- _DATASET_
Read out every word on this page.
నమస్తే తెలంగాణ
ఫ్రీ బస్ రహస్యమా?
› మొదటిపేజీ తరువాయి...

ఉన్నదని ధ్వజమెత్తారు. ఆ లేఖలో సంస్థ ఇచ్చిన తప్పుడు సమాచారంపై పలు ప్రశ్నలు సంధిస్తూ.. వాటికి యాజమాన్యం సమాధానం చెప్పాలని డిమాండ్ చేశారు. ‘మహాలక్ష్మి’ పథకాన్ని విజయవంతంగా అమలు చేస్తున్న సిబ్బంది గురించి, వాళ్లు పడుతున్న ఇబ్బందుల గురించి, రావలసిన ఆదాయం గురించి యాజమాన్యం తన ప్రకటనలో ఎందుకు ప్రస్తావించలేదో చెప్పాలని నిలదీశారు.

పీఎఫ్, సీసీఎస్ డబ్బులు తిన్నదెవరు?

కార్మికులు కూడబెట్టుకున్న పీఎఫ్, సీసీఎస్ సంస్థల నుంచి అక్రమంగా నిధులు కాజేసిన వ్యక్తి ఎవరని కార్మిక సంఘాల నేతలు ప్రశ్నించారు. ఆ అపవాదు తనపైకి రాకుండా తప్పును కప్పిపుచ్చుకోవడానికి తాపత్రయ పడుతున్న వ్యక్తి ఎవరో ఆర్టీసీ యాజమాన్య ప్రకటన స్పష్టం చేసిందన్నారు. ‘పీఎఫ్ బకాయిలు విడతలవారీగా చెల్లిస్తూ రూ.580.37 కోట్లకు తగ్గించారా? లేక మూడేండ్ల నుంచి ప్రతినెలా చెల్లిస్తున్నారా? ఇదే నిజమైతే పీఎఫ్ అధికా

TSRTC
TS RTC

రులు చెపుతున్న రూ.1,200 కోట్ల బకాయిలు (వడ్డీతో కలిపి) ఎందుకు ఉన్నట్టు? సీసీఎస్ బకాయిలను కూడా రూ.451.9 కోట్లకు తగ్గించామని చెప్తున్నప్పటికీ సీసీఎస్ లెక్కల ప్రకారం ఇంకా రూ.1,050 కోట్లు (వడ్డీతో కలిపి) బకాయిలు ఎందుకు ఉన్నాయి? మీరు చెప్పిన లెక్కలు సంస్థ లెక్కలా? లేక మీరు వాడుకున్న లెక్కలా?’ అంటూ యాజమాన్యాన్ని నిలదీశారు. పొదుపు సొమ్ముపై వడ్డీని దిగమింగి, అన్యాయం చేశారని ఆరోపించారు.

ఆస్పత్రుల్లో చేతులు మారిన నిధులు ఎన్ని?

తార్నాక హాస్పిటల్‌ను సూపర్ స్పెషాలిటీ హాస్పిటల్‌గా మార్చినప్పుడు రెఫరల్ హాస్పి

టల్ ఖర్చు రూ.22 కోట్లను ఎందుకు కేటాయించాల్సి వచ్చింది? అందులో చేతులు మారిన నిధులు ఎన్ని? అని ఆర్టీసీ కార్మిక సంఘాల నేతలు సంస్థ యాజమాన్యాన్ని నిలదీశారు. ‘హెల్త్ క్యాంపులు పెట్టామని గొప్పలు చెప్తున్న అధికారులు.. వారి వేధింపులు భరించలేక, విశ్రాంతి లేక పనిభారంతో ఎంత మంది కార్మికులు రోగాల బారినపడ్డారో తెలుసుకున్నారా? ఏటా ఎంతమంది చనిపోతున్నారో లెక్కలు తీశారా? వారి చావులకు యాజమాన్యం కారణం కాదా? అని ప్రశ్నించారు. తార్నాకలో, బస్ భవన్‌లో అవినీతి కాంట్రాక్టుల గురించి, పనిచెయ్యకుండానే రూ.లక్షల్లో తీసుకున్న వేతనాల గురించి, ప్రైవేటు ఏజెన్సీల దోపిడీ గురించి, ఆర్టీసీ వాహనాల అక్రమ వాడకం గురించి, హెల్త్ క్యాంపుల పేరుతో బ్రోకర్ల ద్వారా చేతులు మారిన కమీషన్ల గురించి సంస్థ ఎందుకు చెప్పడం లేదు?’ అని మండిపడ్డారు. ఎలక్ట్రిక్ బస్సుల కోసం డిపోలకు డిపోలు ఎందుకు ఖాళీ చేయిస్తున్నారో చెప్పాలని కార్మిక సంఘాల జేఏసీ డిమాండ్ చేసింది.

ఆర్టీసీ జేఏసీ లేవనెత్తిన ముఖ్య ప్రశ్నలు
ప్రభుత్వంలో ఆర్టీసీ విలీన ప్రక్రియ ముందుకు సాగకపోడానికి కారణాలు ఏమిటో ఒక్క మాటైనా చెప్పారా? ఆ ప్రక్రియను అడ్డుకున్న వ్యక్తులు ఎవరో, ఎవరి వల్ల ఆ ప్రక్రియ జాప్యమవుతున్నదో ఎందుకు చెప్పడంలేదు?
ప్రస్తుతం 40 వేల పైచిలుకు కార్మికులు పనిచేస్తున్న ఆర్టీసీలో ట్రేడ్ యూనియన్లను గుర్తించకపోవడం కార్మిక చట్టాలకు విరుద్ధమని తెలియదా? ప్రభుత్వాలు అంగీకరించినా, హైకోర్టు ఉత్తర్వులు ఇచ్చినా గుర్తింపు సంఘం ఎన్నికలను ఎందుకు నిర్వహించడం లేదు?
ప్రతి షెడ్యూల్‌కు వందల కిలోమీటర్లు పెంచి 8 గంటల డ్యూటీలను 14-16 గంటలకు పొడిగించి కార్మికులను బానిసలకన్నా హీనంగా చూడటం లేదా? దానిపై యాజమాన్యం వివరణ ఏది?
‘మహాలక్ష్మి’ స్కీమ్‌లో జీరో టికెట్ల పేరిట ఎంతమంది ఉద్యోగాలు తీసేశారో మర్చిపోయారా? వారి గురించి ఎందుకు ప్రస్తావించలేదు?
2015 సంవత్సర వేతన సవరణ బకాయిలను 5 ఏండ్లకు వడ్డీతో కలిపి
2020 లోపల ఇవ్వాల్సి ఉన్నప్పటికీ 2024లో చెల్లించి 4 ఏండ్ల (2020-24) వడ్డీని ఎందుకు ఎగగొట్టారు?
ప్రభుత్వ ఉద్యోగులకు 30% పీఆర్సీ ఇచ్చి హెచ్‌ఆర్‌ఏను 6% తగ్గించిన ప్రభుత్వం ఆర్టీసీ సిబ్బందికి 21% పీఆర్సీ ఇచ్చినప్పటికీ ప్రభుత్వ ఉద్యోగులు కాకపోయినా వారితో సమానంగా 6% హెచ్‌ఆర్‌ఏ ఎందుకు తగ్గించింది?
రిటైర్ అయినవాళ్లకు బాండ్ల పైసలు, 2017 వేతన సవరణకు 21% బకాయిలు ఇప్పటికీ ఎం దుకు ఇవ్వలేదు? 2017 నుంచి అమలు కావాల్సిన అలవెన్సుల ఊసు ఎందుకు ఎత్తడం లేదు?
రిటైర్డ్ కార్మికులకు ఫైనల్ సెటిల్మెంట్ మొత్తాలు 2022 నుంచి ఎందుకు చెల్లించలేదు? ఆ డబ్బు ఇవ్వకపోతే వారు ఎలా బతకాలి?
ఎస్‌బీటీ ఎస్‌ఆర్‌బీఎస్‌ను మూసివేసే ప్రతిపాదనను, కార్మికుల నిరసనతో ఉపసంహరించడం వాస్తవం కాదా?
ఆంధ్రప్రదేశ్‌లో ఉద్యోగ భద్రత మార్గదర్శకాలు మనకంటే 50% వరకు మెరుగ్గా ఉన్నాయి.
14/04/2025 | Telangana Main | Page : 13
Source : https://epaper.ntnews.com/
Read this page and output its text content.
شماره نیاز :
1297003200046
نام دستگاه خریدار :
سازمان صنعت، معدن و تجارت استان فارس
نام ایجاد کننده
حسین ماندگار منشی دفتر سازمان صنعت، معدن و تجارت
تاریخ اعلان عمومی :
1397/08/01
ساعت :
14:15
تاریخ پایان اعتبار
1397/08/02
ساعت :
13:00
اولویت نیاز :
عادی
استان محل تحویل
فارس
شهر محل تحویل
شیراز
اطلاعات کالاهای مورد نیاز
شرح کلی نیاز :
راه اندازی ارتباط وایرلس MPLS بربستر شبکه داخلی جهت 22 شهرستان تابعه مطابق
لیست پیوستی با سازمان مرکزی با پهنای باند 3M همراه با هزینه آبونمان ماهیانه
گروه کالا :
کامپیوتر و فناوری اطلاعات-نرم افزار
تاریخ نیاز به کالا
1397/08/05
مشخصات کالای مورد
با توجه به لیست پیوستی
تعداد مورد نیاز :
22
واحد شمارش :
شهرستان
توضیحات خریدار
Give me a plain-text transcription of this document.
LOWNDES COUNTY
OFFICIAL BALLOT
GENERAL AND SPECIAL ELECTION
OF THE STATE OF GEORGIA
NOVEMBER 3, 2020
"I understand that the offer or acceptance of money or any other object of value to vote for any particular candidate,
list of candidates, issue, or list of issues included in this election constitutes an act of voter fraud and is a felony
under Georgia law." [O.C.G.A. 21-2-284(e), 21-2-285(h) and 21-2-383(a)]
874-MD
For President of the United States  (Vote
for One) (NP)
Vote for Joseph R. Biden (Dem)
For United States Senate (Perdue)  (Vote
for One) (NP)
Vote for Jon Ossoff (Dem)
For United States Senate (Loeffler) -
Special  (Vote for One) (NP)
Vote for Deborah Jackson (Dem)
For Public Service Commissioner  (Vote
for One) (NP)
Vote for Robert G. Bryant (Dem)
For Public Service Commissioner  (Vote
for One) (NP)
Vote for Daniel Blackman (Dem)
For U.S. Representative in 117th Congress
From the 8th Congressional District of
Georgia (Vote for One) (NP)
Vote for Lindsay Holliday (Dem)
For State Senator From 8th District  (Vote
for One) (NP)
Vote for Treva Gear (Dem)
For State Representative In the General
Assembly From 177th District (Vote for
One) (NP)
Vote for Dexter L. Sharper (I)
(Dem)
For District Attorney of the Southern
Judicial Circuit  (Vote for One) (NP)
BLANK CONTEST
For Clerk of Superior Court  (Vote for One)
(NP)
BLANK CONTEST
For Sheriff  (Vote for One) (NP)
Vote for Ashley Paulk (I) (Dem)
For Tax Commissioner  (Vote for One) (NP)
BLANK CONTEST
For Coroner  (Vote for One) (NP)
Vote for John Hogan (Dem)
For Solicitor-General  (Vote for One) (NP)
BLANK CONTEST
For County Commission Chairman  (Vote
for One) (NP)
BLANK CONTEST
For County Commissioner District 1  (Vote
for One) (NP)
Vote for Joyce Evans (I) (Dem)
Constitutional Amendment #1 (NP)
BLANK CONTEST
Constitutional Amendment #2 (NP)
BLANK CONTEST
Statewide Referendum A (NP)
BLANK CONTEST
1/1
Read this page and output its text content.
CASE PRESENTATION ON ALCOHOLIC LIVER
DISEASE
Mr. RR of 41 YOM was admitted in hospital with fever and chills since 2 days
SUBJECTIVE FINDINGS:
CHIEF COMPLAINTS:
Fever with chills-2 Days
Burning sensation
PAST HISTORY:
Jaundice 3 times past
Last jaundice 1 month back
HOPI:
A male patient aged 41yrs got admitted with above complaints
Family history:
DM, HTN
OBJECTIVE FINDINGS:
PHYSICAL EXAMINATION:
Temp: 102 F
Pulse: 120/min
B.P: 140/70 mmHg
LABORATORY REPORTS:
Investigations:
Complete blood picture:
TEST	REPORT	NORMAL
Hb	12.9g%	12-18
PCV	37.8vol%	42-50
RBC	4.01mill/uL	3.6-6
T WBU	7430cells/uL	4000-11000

- _TASK DESCRIPTION_
Copy out all lines above that include the string "تجارت".

- _SOLUTION FOR THIS PROBLEM_
سازمان صنعت، معدن و تجارت استان فارس
حسین ماندگار منشی دفتر سازمان صنعت، معدن و تجارت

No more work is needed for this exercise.